◆ **Prompt**: All material below is to be reproduced exactly.
**** The records
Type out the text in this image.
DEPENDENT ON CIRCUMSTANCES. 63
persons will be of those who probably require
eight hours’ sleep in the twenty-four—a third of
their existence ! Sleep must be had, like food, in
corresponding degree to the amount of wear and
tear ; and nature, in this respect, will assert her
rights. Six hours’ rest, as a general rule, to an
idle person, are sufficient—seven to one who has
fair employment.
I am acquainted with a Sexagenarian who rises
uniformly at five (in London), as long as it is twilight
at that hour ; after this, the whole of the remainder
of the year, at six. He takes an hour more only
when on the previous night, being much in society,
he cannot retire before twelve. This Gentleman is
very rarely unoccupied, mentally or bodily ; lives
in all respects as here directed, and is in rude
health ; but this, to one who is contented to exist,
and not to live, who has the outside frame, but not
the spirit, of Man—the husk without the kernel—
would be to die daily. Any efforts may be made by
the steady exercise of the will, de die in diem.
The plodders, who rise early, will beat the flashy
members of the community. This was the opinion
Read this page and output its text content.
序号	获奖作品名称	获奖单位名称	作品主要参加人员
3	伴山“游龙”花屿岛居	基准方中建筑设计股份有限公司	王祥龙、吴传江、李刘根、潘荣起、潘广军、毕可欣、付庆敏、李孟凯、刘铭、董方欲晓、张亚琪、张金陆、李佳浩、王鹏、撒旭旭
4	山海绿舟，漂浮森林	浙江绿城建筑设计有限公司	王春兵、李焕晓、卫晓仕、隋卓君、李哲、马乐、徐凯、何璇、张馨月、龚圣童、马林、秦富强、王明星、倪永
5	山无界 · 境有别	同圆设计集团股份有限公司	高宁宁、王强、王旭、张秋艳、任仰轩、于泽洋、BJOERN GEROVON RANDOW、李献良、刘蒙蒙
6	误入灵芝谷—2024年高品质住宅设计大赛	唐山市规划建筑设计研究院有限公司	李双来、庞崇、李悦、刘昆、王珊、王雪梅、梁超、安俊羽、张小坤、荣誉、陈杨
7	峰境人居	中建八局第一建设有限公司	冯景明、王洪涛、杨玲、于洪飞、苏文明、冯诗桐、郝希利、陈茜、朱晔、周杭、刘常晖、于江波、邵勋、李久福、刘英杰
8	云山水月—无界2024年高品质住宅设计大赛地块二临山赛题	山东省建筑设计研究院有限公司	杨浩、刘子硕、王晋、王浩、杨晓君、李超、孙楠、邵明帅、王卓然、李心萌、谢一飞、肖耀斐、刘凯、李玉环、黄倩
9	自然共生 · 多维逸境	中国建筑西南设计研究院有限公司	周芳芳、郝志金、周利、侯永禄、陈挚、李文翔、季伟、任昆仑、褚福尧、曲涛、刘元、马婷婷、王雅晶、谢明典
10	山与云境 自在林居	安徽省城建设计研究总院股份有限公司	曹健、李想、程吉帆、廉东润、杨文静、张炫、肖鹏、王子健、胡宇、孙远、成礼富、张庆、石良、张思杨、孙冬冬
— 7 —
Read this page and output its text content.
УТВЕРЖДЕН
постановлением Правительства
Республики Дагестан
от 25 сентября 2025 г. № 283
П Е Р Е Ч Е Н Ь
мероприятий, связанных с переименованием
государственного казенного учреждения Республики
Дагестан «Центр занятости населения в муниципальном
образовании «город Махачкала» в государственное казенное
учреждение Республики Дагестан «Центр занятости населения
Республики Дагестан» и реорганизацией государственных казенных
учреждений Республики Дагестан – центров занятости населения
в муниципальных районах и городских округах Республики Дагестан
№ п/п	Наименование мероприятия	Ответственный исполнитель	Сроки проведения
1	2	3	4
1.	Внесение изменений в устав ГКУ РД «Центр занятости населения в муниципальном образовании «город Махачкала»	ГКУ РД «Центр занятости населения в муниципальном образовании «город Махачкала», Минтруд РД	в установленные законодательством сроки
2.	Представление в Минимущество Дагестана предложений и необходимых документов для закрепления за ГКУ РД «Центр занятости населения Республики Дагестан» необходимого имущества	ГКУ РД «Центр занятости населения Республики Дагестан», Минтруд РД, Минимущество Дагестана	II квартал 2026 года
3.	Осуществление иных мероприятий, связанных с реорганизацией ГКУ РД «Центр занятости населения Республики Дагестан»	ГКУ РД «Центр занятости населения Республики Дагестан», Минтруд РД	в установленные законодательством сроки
********
◆ **Completed exercise**:
Type out the text in this image.
DEPENDENT ON CIRCUMSTANCES. 63
persons will be of those who probably require
eight hours’ sleep in the twenty-four—a third of
their existence ! Sleep must be had, like food, in
corresponding degree to the amount of wear and
tear ; and nature, in this respect, will assert her
rights. Six hours’ rest, as a general rule, to an
idle person, are sufficient—seven to one who has
fair employment.
I am acquainted with a Sexagenarian who rises
uniformly at five (in London), as long as it is twilight
at that hour ; after this, the whole of the remainder
of the year, at six. He takes an hour more only
when on the previous night, being much in society,
he cannot retire before twelve. This Gentleman is
very rarely unoccupied, mentally or bodily ; lives
in all respects as here directed, and is in rude
health ; but this, to one who is contented to exist,
and not to live, who has the outside frame, but not
the spirit, of Man—the husk without the kernel—
would be to die daily. Any efforts may be made by
the steady exercise of the will, de die in diem.
The plodders, who rise early, will beat the flashy
members of the community. This was the opinion
Read this page and output its text content.
序号	获奖作品名称	获奖单位名称	作品主要参加人员
3	伴山“游龙”花屿岛居	基准方中建筑设计股份有限公司	王祥龙、吴传江、李刘根、潘荣起、潘广军、毕可欣、付庆敏、李孟凯、刘铭、董方欲晓、张亚琪、张金陆、李佳浩、王鹏、撒旭旭
4	山海绿舟，漂浮森林	浙江绿城建筑设计有限公司	王春兵、李焕晓、卫晓仕、隋卓君、李哲、马乐、徐凯、何璇、张馨月、龚圣童、马林、秦富强、王明星、倪永
5	山无界 · 境有别	同圆设计集团股份有限公司	高宁宁、王强、王旭、张秋艳、任仰轩、于泽洋、BJOERN GEROVON RANDOW、李献良、刘蒙蒙
6	误入灵芝谷—2024年高品质住宅设计大赛	唐山市规划建筑设计研究院有限公司	李双来、庞崇、李悦、刘昆、王珊、王雪梅、梁超、安俊羽、张小坤、荣誉、陈杨
7	峰境人居	中建八局第一建设有限公司	冯景明、王洪涛、杨玲、于洪飞、苏文明、冯诗桐、郝希利、陈茜、朱晔、周杭、刘常晖、于江波、邵勋、李久福、刘英杰
8	云山水月—无界2024年高品质住宅设计大赛地块二临山赛题	山东省建筑设计研究院有限公司	杨浩、刘子硕、王晋、王浩、杨晓君、李超、孙楠、邵明帅、王卓然、李心萌、谢一飞、肖耀斐、刘凯、李玉环、黄倩
9	自然共生 · 多维逸境	中国建筑西南设计研究院有限公司	周芳芳、郝志金、周利、侯永禄、陈挚、李文翔、季伟、任昆仑、褚福尧、曲涛、刘元、马婷婷、王雅晶、谢明典
10	山与云境 自在林居	安徽省城建设计研究总院股份有限公司	曹健、李想、程吉帆、廉东润、杨文静、张炫、肖鹏、王子健、胡宇、孙远、成礼富、张庆、石良、张思杨、孙冬冬
— 7 —
Read this page and output its text content.
УТВЕРЖДЕН
постановлением Правительства
Республики Дагестан
от 25 сентября 2025 г. № 283
П Е Р Е Ч Е Н Ь
мероприятий, связанных с переименованием
государственного казенного учреждения Республики
Дагестан «Центр занятости населения в муниципальном
образовании «город Махачкала» в государственное казенное
учреждение Республики Дагестан «Центр занятости населения
Республики Дагестан» и реорганизацией государственных казенных
учреждений Республики Дагестан – центров занятости населения
в муниципальных районах и городских округах Республики Дагестан
№ п/п	Наименование мероприятия	Ответственный исполнитель	Сроки проведения
1	2	3	4
1.	Внесение изменений в устав ГКУ РД «Центр занятости населения в муниципальном образовании «город Махачкала»	ГКУ РД «Центр занятости населения в муниципальном образовании «город Махачкала», Минтруд РД	в установленные законодательством сроки
2.	Представление в Минимущество Дагестана предложений и необходимых документов для закрепления за ГКУ РД «Центр занятости населения Республики Дагестан» необходимого имущества	ГКУ РД «Центр занятости населения Республики Дагестан», Минтруд РД, Минимущество Дагестана	II квартал 2026 года
3.	Осуществление иных мероприятий, связанных с реорганизацией ГКУ РД «Центр занятости населения Республики Дагестан»	ГКУ РД «Центр занятости населения Республики Дагестан», Минтруд РД	в установленные законодательством сроки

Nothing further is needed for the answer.